## START Material

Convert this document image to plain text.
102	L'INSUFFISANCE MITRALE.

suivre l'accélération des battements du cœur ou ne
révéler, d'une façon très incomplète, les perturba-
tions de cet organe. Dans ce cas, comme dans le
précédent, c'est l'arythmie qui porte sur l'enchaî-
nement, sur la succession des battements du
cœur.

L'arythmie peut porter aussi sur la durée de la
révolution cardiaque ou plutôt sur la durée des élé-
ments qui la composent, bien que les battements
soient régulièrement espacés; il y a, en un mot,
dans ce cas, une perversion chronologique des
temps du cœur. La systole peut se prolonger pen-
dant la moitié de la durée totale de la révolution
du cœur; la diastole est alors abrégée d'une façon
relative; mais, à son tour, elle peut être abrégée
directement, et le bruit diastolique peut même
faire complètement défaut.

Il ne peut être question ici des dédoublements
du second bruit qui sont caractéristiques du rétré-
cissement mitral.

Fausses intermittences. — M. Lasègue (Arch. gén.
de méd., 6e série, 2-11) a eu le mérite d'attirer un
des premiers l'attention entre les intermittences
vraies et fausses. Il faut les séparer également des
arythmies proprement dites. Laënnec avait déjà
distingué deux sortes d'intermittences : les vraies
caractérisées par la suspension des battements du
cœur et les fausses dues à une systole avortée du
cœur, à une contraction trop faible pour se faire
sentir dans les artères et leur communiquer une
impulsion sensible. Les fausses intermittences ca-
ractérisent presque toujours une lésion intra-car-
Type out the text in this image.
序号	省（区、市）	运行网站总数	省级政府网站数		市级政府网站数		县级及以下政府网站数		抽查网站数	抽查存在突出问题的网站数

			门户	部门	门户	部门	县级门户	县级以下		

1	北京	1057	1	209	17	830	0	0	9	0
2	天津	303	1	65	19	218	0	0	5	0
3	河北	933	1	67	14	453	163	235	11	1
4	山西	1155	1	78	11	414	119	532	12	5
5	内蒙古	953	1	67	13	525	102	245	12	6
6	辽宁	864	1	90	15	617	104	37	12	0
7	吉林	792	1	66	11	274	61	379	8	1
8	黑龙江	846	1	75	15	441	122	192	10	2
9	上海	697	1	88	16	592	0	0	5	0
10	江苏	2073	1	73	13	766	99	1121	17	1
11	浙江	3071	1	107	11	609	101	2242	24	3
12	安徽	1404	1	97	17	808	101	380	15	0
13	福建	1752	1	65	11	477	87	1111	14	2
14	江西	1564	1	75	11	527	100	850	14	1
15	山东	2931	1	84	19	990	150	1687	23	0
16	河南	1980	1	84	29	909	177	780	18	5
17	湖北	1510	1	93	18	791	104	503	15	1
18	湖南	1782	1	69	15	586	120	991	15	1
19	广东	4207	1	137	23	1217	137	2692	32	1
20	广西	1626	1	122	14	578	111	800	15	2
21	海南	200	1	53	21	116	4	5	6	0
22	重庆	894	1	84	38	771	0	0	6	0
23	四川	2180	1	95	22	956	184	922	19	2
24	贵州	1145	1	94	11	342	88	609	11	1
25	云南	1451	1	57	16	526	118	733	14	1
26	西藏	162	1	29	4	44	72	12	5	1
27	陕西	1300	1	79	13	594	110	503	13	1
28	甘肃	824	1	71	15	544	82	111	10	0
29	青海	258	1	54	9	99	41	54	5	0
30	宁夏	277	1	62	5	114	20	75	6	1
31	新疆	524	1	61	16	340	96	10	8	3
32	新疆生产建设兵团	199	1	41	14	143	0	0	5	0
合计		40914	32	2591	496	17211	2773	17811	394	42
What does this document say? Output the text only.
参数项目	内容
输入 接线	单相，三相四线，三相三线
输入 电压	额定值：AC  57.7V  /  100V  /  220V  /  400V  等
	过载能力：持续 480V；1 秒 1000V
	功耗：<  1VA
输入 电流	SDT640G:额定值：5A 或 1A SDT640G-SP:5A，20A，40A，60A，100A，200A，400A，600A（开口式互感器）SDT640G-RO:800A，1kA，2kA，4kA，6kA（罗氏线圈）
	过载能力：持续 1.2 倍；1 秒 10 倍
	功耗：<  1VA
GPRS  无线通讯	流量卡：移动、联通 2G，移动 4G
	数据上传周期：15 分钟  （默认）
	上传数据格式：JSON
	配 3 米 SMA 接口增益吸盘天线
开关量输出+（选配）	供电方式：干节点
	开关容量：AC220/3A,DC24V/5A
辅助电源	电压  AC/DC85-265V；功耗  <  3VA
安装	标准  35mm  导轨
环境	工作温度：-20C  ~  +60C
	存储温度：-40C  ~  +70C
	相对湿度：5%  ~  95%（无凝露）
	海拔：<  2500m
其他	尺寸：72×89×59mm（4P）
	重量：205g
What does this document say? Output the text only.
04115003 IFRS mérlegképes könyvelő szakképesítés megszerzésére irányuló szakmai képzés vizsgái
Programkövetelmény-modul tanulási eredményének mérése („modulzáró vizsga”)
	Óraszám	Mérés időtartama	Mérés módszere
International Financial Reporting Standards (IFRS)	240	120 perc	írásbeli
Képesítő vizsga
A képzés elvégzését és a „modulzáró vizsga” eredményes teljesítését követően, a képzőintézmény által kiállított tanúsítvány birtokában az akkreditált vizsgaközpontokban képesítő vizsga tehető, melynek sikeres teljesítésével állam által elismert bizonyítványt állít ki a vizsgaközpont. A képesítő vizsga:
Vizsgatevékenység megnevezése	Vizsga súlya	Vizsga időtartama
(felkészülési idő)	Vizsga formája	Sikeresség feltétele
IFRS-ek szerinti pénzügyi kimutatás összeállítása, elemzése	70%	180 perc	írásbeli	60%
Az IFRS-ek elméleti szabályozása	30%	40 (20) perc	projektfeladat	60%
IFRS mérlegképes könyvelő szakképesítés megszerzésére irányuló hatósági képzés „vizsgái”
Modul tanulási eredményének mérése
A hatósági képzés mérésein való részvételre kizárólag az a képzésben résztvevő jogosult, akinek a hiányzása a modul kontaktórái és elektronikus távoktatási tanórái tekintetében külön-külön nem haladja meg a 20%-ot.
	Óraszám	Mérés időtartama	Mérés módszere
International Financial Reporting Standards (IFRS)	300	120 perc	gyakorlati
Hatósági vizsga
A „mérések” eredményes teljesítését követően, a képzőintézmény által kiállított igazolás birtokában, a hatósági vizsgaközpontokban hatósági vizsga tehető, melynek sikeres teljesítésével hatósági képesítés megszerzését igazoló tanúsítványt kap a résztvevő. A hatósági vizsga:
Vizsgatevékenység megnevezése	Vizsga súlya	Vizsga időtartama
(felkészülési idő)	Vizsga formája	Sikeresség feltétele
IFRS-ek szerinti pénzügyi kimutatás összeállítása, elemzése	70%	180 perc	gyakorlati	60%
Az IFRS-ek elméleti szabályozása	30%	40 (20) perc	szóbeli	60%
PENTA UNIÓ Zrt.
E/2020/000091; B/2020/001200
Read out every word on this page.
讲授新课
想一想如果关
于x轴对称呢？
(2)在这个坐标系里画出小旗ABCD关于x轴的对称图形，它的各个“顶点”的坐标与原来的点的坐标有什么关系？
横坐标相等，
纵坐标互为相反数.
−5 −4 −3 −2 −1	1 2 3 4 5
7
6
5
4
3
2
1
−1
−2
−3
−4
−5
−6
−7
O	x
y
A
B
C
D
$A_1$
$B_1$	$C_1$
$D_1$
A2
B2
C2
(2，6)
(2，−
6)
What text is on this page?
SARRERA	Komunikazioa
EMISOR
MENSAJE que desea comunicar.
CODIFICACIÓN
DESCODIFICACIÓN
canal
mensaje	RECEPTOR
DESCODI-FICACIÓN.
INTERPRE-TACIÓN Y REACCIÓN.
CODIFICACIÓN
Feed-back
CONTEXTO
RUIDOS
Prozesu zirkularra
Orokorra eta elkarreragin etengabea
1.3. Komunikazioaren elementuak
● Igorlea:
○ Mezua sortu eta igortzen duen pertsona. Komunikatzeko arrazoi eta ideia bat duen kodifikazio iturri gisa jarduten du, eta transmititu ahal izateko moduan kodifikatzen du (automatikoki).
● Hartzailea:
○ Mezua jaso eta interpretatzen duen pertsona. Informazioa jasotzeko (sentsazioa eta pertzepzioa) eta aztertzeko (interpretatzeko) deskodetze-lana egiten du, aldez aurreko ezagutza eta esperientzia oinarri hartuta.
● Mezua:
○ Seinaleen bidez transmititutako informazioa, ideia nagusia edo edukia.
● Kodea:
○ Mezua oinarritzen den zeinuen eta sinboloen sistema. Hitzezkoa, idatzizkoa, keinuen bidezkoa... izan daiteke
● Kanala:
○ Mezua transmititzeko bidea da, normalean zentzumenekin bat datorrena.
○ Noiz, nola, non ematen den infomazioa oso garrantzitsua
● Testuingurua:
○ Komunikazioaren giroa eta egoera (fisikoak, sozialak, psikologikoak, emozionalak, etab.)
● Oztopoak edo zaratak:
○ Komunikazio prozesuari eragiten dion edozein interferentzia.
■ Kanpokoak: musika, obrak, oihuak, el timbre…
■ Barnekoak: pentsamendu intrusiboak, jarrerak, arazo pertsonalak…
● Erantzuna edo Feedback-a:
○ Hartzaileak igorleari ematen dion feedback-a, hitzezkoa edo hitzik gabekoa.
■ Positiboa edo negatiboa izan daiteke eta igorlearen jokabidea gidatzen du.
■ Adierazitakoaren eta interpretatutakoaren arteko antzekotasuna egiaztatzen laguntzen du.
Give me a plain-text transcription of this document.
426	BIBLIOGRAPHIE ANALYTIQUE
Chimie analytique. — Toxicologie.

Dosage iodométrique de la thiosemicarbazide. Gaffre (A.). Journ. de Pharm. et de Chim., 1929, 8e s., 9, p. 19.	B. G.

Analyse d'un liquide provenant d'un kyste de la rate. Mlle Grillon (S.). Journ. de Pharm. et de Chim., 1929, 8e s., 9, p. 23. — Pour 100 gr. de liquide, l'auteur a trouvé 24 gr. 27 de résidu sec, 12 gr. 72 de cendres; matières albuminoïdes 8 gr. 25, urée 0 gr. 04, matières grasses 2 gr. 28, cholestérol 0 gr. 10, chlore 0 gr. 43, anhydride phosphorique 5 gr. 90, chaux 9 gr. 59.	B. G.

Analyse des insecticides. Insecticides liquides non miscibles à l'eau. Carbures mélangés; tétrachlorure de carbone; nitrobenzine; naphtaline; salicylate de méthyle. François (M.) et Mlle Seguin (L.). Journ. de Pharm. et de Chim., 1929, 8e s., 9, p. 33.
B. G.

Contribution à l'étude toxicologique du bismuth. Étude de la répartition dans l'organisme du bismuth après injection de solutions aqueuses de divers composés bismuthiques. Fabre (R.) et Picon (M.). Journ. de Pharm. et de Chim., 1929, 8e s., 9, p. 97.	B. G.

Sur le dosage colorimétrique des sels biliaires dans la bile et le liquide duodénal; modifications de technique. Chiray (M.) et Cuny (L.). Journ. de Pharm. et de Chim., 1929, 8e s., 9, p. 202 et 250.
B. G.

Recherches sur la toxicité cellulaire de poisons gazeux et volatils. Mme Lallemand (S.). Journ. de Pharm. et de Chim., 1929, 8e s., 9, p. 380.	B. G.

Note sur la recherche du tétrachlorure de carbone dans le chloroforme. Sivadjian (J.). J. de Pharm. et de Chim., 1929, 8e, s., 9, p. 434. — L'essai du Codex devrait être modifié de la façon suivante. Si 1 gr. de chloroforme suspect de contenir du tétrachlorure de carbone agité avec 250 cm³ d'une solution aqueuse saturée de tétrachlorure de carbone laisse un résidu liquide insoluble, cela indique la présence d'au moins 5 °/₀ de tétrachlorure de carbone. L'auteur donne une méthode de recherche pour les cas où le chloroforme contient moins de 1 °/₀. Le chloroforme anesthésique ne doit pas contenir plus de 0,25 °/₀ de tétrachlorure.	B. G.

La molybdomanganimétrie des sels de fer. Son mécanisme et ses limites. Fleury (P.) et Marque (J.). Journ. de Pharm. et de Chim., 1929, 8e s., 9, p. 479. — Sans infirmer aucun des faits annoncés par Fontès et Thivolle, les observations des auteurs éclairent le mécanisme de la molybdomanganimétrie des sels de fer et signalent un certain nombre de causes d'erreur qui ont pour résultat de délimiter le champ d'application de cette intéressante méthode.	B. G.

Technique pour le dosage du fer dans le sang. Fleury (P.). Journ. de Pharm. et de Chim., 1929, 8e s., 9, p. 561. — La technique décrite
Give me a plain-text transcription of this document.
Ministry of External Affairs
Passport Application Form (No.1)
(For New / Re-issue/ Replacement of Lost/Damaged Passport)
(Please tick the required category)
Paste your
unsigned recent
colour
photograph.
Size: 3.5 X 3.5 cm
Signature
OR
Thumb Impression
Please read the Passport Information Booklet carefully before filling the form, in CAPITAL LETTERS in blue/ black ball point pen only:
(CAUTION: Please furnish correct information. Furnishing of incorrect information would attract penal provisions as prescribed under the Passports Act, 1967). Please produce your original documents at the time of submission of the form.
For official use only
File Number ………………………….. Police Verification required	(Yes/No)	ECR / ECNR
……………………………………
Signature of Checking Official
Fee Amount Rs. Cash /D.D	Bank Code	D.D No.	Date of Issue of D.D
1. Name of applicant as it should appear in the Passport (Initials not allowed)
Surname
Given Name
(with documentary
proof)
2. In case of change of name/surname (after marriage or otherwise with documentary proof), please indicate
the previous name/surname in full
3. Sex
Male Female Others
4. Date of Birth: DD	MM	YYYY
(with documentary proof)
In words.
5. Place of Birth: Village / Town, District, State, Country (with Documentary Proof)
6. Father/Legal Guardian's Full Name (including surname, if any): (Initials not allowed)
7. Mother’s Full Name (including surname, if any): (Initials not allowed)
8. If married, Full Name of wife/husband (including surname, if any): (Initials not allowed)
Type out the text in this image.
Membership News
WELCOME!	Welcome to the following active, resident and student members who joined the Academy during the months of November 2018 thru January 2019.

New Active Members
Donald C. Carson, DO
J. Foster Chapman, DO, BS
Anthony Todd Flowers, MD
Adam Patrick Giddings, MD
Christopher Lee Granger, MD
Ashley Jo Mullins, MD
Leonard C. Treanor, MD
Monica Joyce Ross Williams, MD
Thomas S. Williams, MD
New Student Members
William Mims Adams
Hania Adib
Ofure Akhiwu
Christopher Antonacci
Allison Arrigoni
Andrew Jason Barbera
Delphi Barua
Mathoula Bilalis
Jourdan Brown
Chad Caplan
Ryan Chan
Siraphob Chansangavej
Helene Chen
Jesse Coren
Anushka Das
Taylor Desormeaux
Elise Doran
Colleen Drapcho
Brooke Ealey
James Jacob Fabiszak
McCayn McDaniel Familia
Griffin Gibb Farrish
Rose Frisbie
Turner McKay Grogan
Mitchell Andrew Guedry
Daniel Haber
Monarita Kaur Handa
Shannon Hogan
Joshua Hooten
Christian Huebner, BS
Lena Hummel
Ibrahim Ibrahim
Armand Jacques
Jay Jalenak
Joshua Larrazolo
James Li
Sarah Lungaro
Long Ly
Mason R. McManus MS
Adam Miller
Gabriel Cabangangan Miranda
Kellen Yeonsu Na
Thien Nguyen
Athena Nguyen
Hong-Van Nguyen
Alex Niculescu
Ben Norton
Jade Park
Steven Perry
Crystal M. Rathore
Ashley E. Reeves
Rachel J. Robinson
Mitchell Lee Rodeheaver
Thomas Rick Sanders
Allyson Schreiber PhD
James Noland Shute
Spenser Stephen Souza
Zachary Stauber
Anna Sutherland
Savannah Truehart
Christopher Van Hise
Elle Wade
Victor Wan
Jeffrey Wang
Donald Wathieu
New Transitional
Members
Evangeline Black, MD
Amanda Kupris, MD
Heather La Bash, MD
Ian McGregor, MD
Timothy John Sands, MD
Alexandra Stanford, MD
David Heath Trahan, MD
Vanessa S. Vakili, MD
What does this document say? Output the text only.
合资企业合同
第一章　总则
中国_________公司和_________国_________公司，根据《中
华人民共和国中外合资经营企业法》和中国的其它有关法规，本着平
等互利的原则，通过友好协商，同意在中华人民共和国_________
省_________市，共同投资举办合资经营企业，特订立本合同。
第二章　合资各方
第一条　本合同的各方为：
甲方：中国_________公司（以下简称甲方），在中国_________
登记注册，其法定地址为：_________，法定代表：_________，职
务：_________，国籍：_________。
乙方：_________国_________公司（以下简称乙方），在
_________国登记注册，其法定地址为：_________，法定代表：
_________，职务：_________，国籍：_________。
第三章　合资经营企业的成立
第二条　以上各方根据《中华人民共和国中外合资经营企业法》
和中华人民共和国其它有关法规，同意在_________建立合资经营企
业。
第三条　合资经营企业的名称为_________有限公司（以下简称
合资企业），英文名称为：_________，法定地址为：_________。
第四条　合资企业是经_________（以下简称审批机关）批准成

## END Material

§ Your instructions
Filter the records down to the lines that contain the string "Birth", and copy those lines.

§ Output of the exercise
4. Date of Birth: DD	MM	YYYY
5. Place of Birth: Village / Town, District, State, Country (with Documentary Proof)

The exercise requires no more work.